Here are some records; return them all exactly.

•••

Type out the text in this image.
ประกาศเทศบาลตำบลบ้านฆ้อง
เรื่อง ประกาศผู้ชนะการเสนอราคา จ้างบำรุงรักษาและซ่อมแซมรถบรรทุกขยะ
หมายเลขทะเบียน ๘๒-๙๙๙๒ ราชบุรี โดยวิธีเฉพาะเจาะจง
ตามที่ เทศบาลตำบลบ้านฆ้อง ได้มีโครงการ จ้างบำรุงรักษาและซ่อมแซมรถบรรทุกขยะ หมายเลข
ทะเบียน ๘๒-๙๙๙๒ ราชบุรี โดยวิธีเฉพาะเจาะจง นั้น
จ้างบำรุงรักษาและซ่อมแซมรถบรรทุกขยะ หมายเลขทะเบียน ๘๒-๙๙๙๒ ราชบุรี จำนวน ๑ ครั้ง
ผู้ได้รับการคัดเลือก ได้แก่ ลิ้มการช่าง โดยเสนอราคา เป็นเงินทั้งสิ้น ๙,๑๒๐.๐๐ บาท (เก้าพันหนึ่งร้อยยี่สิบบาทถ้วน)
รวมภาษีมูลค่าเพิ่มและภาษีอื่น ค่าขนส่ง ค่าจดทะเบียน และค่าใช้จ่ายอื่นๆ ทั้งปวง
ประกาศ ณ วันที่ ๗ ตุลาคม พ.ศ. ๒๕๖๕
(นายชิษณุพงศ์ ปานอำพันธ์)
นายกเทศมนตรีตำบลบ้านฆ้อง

•••

SOLUTION FOR THIS EXERCISE:
Type out the text in this image.
ประกาศเทศบาลตำบลบ้านฆ้อง
เรื่อง ประกาศผู้ชนะการเสนอราคา จ้างบำรุงรักษาและซ่อมแซมรถบรรทุกขยะ
หมายเลขทะเบียน ๘๒-๙๙๙๒ ราชบุรี โดยวิธีเฉพาะเจาะจง
ตามที่ เทศบาลตำบลบ้านฆ้อง ได้มีโครงการ จ้างบำรุงรักษาและซ่อมแซมรถบรรทุกขยะ หมายเลข
ทะเบียน ๘๒-๙๙๙๒ ราชบุรี โดยวิธีเฉพาะเจาะจง นั้น
จ้างบำรุงรักษาและซ่อมแซมรถบรรทุกขยะ หมายเลขทะเบียน ๘๒-๙๙๙๒ ราชบุรี จำนวน ๑ ครั้ง
ผู้ได้รับการคัดเลือก ได้แก่ ลิ้มการช่าง โดยเสนอราคา เป็นเงินทั้งสิ้น ๙,๑๒๐.๐๐ บาท (เก้าพันหนึ่งร้อยยี่สิบบาทถ้วน)
รวมภาษีมูลค่าเพิ่มและภาษีอื่น ค่าขนส่ง ค่าจดทะเบียน และค่าใช้จ่ายอื่นๆ ทั้งปวง
ประกาศ ณ วันที่ ๗ ตุลาคม พ.ศ. ๒๕๖๕
(นายชิษณุพงศ์ ปานอำพันธ์)
นายกเทศมนตรีตำบลบ้านฆ้อง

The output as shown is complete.